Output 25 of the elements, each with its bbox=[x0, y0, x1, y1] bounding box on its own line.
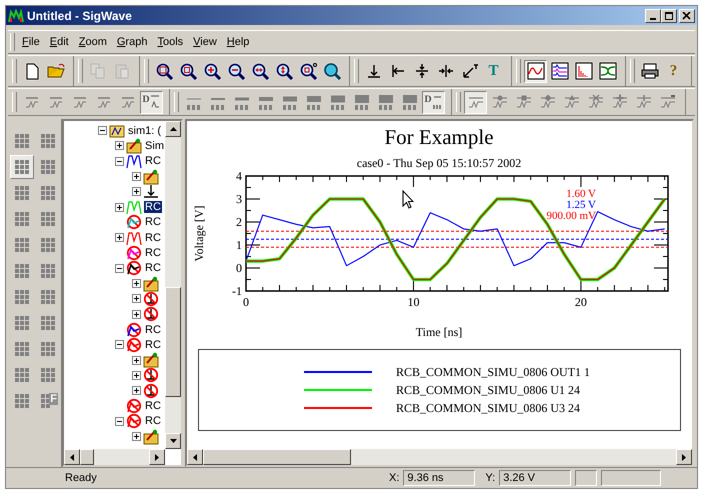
threshold-label: 1.25 V bbox=[566, 199, 596, 211]
chart-title: For Example bbox=[384, 125, 494, 149]
axis-tick-label: 4 bbox=[236, 169, 242, 183]
threshold-label: 1.60 V bbox=[566, 188, 596, 200]
coordinate-label: Y: bbox=[485, 472, 496, 484]
axis-title: Voltage [V] bbox=[192, 205, 206, 262]
axis-tick-label: 1 bbox=[236, 238, 242, 252]
axis-tick-label: 10 bbox=[407, 295, 420, 309]
axis-tick-label: 0 bbox=[243, 295, 249, 309]
axis-tick-label: 3 bbox=[236, 192, 242, 206]
legend-label: RCB_COMMON_SIMU_0806 U1 24 bbox=[396, 382, 580, 398]
threshold-label: 900.00 mV bbox=[546, 210, 596, 222]
coordinate-label: X: bbox=[389, 472, 400, 484]
axis-tick-label: 0 bbox=[236, 261, 242, 275]
legend-label: RCB_COMMON_SIMU_0806 OUT1 1 bbox=[396, 364, 590, 380]
coordinate-value: 3.26 V bbox=[499, 470, 572, 486]
status-text: Ready bbox=[64, 472, 98, 484]
axis-tick-label: 2 bbox=[236, 215, 242, 229]
legend-label: RCB_COMMON_SIMU_0806 U3 24 bbox=[396, 400, 580, 416]
chart-subtitle: case0 - Thu Sep 05 15:10:57 2002 bbox=[356, 156, 522, 170]
axis-tick-label: -1 bbox=[232, 284, 242, 298]
axis-tick-label: 20 bbox=[574, 295, 587, 309]
axis-title: Time [ns] bbox=[416, 325, 462, 339]
window-title: Untitled - SigWave bbox=[27, 8, 133, 22]
coordinate-value: 9.36 ns bbox=[403, 470, 476, 486]
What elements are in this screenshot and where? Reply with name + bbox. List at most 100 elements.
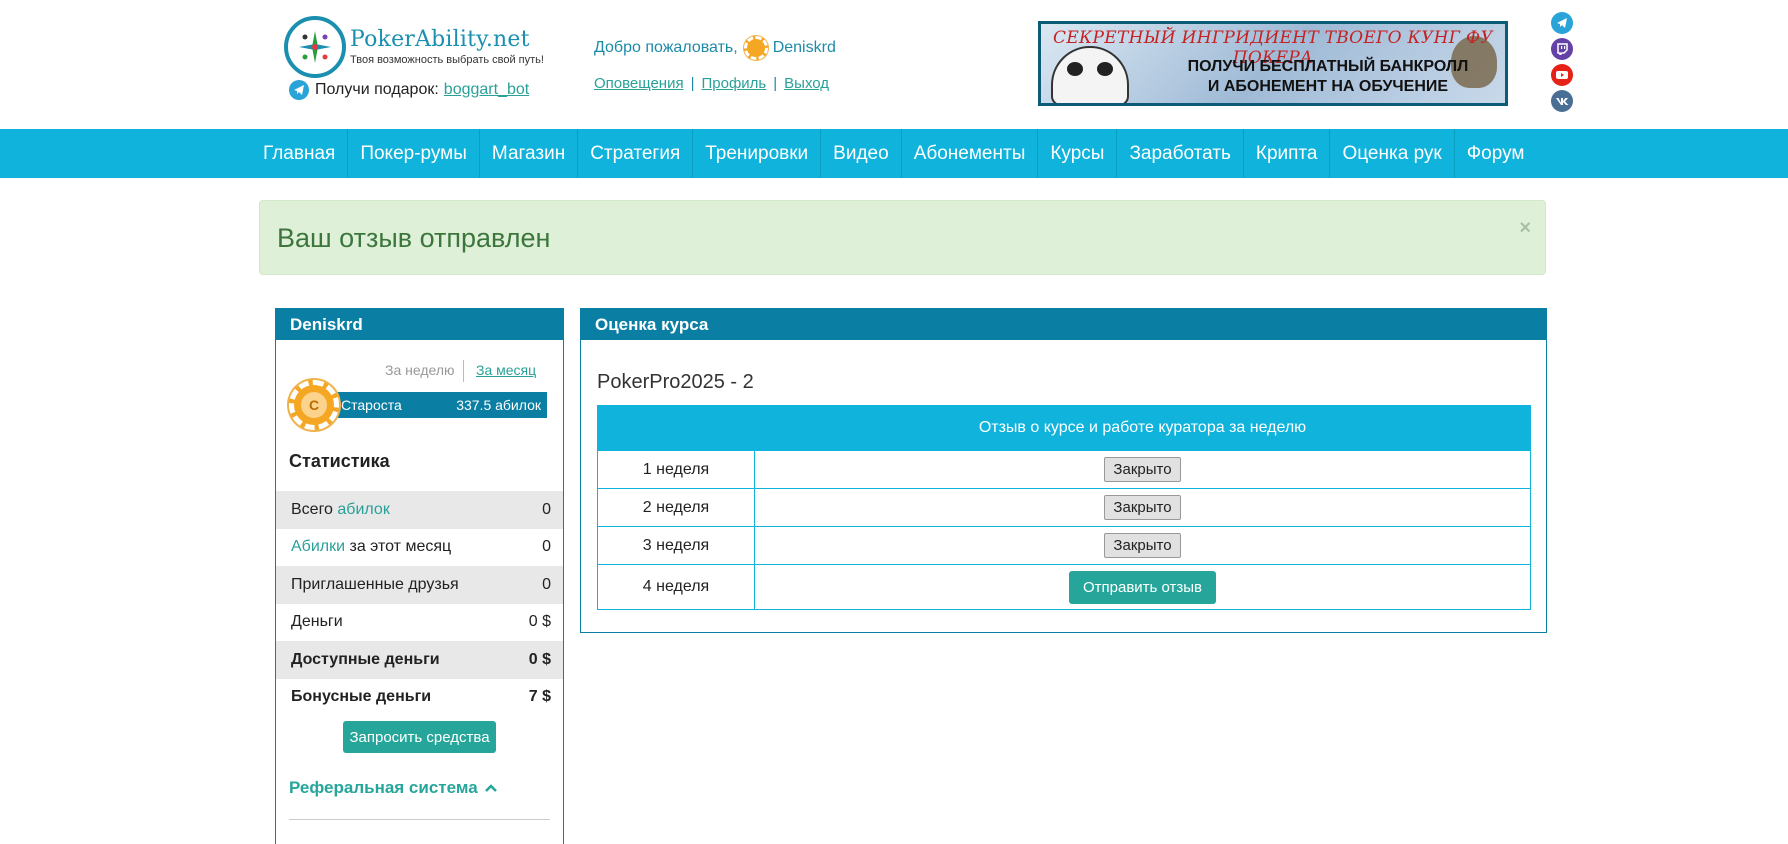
stat-label: Всего абилок [291, 500, 390, 518]
twitch-icon[interactable] [1551, 38, 1573, 60]
stat-label: Деньги [291, 613, 343, 631]
stat-value: 0 [542, 575, 551, 593]
course-review-panel: Оценка курса PokerPro2025 - 2 Отзыв о ку… [580, 308, 1547, 633]
action-cell: Закрыто [754, 450, 1531, 489]
closed-button[interactable]: Закрыто [1104, 495, 1181, 520]
stat-label: Доступные деньги [291, 650, 440, 668]
table-row: 2 неделя Закрыто [597, 488, 1531, 527]
table-header-week [597, 405, 755, 451]
stat-row-bonus-money: Бонусные деньги 7 $ [276, 679, 563, 717]
nav-item-subscriptions[interactable]: Абонементы [902, 129, 1039, 178]
promo-banner[interactable]: СЕКРЕТНЫЙ ИНГРИДИЕНТ ТВОЕГО КУНГ ФУ ПОКЕ… [1038, 21, 1508, 106]
stat-value: 0 $ [528, 613, 551, 631]
nav-item-forum[interactable]: Форум [1455, 129, 1537, 178]
stat-row-month-abilki: Абилки за этот месяц 0 [276, 529, 563, 567]
rank-name: Староста [341, 397, 402, 413]
period-week-tab[interactable]: За неделю [385, 362, 455, 378]
logout-link[interactable]: Выход [784, 75, 829, 92]
referral-toggle[interactable]: Реферальная система [289, 778, 498, 798]
rank-points: 337.5 абилок [456, 397, 541, 413]
week-cell: 4 неделя [597, 564, 755, 610]
rank-chip-icon: C [289, 380, 339, 430]
nav-item-crypto[interactable]: Крипта [1244, 129, 1331, 178]
nav-item-video[interactable]: Видео [821, 129, 902, 178]
nav-item-shop[interactable]: Магазин [480, 129, 579, 178]
logo-title: PokerAbility.net [350, 26, 530, 52]
closed-button[interactable]: Закрыто [1104, 457, 1181, 482]
main-nav: Главная Покер-румы Магазин Стратегия Тре… [0, 129, 1788, 178]
course-name: PokerPro2025 - 2 [597, 371, 754, 393]
compass-logo-icon [284, 16, 346, 78]
banner-line-2: И АБОНЕМЕНТ НА ОБУЧЕНИЕ [1207, 78, 1449, 95]
nav-item-home[interactable]: Главная [251, 129, 349, 178]
stat-row-total-abilki: Всего абилок 0 [276, 491, 563, 529]
youtube-icon[interactable] [1551, 64, 1573, 86]
sidebar-title: Deniskrd [276, 309, 563, 340]
panel-title: Оценка курса [581, 309, 1546, 340]
gift-bot-link[interactable]: boggart_bot [444, 81, 529, 99]
action-cell: Закрыто [754, 488, 1531, 527]
week-cell: 3 неделя [597, 526, 755, 565]
stat-row-available-money: Доступные деньги 0 $ [276, 641, 563, 679]
user-links: Оповещения | Профиль | Выход [594, 75, 829, 92]
referral-title: Реферальная система [289, 778, 478, 797]
action-cell: Закрыто [754, 526, 1531, 565]
rank-letter: C [301, 392, 327, 418]
period-switch: За неделю За месяц [276, 360, 563, 382]
social-links [1551, 12, 1573, 112]
table-row: 3 неделя Закрыто [597, 526, 1531, 565]
divider [289, 819, 550, 820]
stat-label: Приглашенные друзья [291, 575, 459, 593]
site-header: PokerAbility.net Твоя возможность выбрат… [0, 0, 1788, 129]
nav-item-courses[interactable]: Курсы [1038, 129, 1118, 178]
table-row: 4 неделя Отправить отзыв [597, 564, 1531, 610]
stat-value: 0 [542, 538, 551, 556]
table-row: 1 неделя Закрыто [597, 450, 1531, 489]
period-month-tab[interactable]: За месяц [476, 362, 536, 378]
action-cell: Отправить отзыв [754, 564, 1531, 610]
vk-icon[interactable] [1551, 90, 1573, 112]
table-header-review: Отзыв о курсе и работе куратора за недел… [754, 405, 1531, 451]
stat-value: 0 $ [528, 650, 551, 668]
profile-link[interactable]: Профиль [701, 75, 766, 92]
link-separator: | [773, 75, 778, 92]
abilki-link[interactable]: абилок [337, 501, 389, 518]
gift-label: Получи подарок: [315, 81, 439, 98]
nav-item-strategy[interactable]: Стратегия [578, 129, 694, 178]
weekly-review-table: Отзыв о курсе и работе куратора за недел… [597, 405, 1531, 610]
send-review-button[interactable]: Отправить отзыв [1068, 570, 1217, 604]
period-divider [463, 360, 464, 382]
request-funds-button[interactable]: Запросить средства [343, 721, 496, 753]
abilki-link[interactable]: Абилки [291, 538, 345, 555]
header-username[interactable]: Deniskrd [773, 39, 836, 57]
success-alert: Ваш отзыв отправлен × [259, 200, 1546, 275]
stat-row-money: Деньги 0 $ [276, 604, 563, 642]
alert-message: Ваш отзыв отправлен [277, 223, 551, 253]
chevron-up-icon [484, 784, 497, 792]
nav-item-poker-rooms[interactable]: Покер-румы [348, 129, 480, 178]
stat-value: 7 $ [528, 688, 551, 706]
welcome-line: Добро пожаловать, Deniskrd [594, 36, 836, 60]
stats-list: Всего абилок 0 Абилки за этот месяц 0 Пр… [276, 491, 563, 716]
stat-label: Абилки за этот месяц [291, 538, 452, 556]
stat-row-invited-friends: Приглашенные друзья 0 [276, 566, 563, 604]
user-sidebar: Deniskrd За неделю За месяц Староста 337… [275, 308, 564, 844]
closed-button[interactable]: Закрыто [1104, 533, 1181, 558]
welcome-label: Добро пожаловать, [594, 39, 738, 56]
banner-line-1: ПОЛУЧИ БЕСПЛАТНЫЙ БАНКРОЛЛ [1187, 58, 1469, 75]
week-cell: 2 неделя [597, 488, 755, 527]
stats-title: Статистика [289, 451, 390, 471]
close-icon[interactable]: × [1519, 217, 1531, 240]
notifications-link[interactable]: Оповещения [594, 75, 684, 92]
telegram-icon[interactable] [1551, 12, 1573, 34]
link-separator: | [690, 75, 695, 92]
site-logo[interactable]: PokerAbility.net Твоя возможность выбрат… [284, 14, 544, 80]
nav-item-trainings[interactable]: Тренировки [693, 129, 822, 178]
nav-item-hand-review[interactable]: Оценка рук [1330, 129, 1455, 178]
gift-line: Получи подарок: boggart_bot [289, 80, 529, 100]
stat-value: 0 [542, 500, 551, 518]
nav-item-earn[interactable]: Заработать [1117, 129, 1244, 178]
rank-chip-icon [743, 36, 768, 60]
logo-subtitle: Твоя возможность выбрать свой путь! [350, 53, 544, 66]
rank-bar: Староста 337.5 абилок [331, 392, 547, 418]
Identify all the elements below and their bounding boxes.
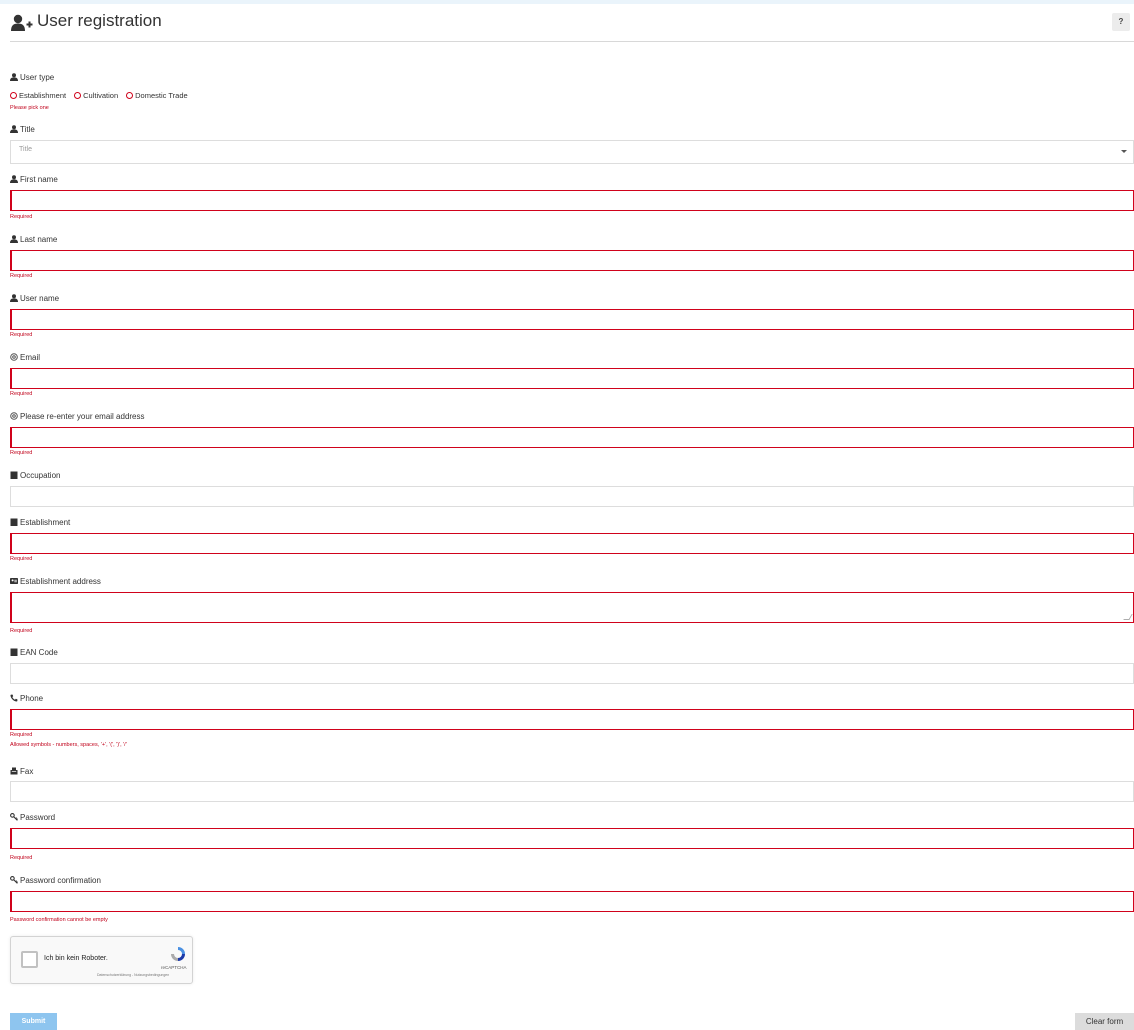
- user-icon: [10, 294, 18, 302]
- last-name-input[interactable]: [10, 250, 1134, 271]
- caret-down-icon: [1121, 150, 1127, 153]
- page-title: User registration: [37, 11, 162, 30]
- first-name-input[interactable]: [10, 190, 1134, 211]
- radio-domestic-trade[interactable]: Domestic Trade: [126, 91, 188, 100]
- radio-circle[interactable]: [74, 91, 82, 99]
- first-name-label-text: First name: [20, 174, 58, 184]
- radio-cultivation-label: Cultivation: [83, 90, 119, 100]
- title-label-text: Title: [20, 124, 35, 134]
- user-name-label-text: User name: [20, 293, 60, 303]
- user-name-error: Required: [10, 332, 33, 338]
- user-icon: [10, 175, 18, 183]
- user-type-label: User type: [10, 72, 54, 82]
- at-sign-icon: [10, 412, 18, 420]
- user-type-error: Please pick one: [10, 105, 49, 111]
- submit-button[interactable]: Submit: [10, 1013, 57, 1030]
- add-user-icon: [11, 14, 33, 31]
- email-confirm-error: Required: [10, 450, 33, 456]
- page-header: User registration: [10, 8, 1134, 42]
- occupation-input[interactable]: [10, 486, 1134, 507]
- user-icon: [10, 73, 18, 81]
- radio-circle[interactable]: [10, 91, 17, 99]
- radio-cultivation[interactable]: Cultivation: [74, 91, 118, 100]
- email-label: Email: [10, 352, 40, 362]
- building-icon: [10, 471, 18, 479]
- phone-hint: Allowed symbols - numbers, spaces, '+', …: [10, 742, 127, 748]
- radio-circle[interactable]: [126, 91, 134, 99]
- establishment-input[interactable]: [10, 533, 1134, 554]
- establishment-label: Establishment: [10, 517, 70, 527]
- title-select-placeholder: Title: [19, 146, 32, 153]
- fax-label: Fax: [10, 766, 33, 776]
- last-name-error: Required: [10, 273, 33, 279]
- first-name-label: First name: [10, 174, 58, 184]
- email-input[interactable]: [10, 368, 1134, 389]
- user-icon: [10, 235, 18, 243]
- recaptcha-checkbox[interactable]: [21, 951, 38, 968]
- email-error: Required: [10, 391, 33, 397]
- establishment-address-error: Required: [10, 628, 33, 634]
- establishment-label-text: Establishment: [20, 517, 71, 527]
- email-confirm-label: Please re-enter your email address: [10, 411, 145, 421]
- help-button[interactable]: ?: [1112, 13, 1130, 31]
- password-confirm-label: Password confirmation: [10, 875, 101, 885]
- password-label: Password: [10, 812, 55, 822]
- phone-label: Phone: [10, 693, 43, 703]
- ean-code-label-text: EAN Code: [20, 647, 58, 657]
- phone-input[interactable]: [10, 709, 1134, 730]
- user-name-label: User name: [10, 293, 59, 303]
- radio-domestic-trade-label: Domestic Trade: [135, 90, 188, 100]
- phone-label-text: Phone: [20, 693, 44, 703]
- recaptcha-logo-icon: [171, 947, 185, 961]
- user-icon: [10, 125, 18, 133]
- recaptcha-links[interactable]: Datenschutzerklärung - Nutzungsbedingung…: [97, 973, 169, 977]
- establishment-address-label-text: Establishment address: [20, 576, 101, 586]
- email-confirm-label-text: Please re-enter your email address: [20, 411, 145, 421]
- top-accent-line: [0, 0, 1134, 4]
- email-confirm-input[interactable]: [10, 427, 1134, 448]
- last-name-label: Last name: [10, 234, 57, 244]
- recaptcha-widget: Ich bin kein Roboter. reCAPTCHA Datensch…: [10, 936, 193, 984]
- ean-code-input[interactable]: [10, 663, 1134, 684]
- first-name-error: Required: [10, 214, 33, 220]
- establishment-address-textarea[interactable]: [10, 592, 1134, 623]
- recaptcha-label: Ich bin kein Roboter.: [44, 955, 108, 962]
- building-icon: [10, 648, 18, 656]
- ean-code-label: EAN Code: [10, 647, 58, 657]
- radio-establishment-label: Establishment: [19, 90, 67, 100]
- resize-handle-icon[interactable]: [1123, 614, 1133, 620]
- email-label-text: Email: [20, 352, 41, 362]
- title-select[interactable]: Title: [10, 140, 1134, 164]
- user-type-radio-group: Establishment Cultivation Domestic Trade: [10, 90, 188, 100]
- fax-label-text: Fax: [20, 766, 34, 776]
- password-error: Required: [10, 855, 33, 861]
- user-type-label-text: User type: [20, 72, 55, 82]
- password-input[interactable]: [10, 828, 1134, 849]
- title-label: Title: [10, 124, 35, 134]
- fax-icon: [10, 767, 18, 775]
- recaptcha-brand: reCAPTCHA: [161, 965, 187, 970]
- password-confirm-error: Password confirmation cannot be empty: [10, 917, 108, 923]
- building-icon: [10, 518, 18, 526]
- key-icon: [10, 876, 18, 884]
- occupation-label-text: Occupation: [20, 470, 61, 480]
- fax-input[interactable]: [10, 781, 1134, 802]
- occupation-label: Occupation: [10, 470, 60, 480]
- last-name-label-text: Last name: [20, 234, 58, 244]
- clear-form-button[interactable]: Clear form: [1075, 1013, 1134, 1030]
- radio-establishment[interactable]: Establishment: [10, 91, 66, 100]
- establishment-address-label: Establishment address: [10, 576, 101, 586]
- phone-error: Required: [10, 732, 33, 738]
- establishment-error: Required: [10, 556, 33, 562]
- address-card-icon: [10, 578, 18, 584]
- at-sign-icon: [10, 353, 18, 361]
- password-confirm-input[interactable]: [10, 891, 1134, 912]
- password-label-text: Password: [20, 812, 56, 822]
- key-icon: [10, 813, 18, 821]
- phone-icon: [10, 694, 18, 702]
- user-name-input[interactable]: [10, 309, 1134, 330]
- password-confirm-label-text: Password confirmation: [20, 875, 101, 885]
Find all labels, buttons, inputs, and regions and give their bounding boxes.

-*-*-

PROMPT — Locate every line in the entries that contains the string "registration", treating uppercase and lowercase as distinct, and copy each such line in full.

RESULT —
- page-title: User registration: [37, 11, 162, 30]
- page-header: User registration: [10, 8, 1134, 42]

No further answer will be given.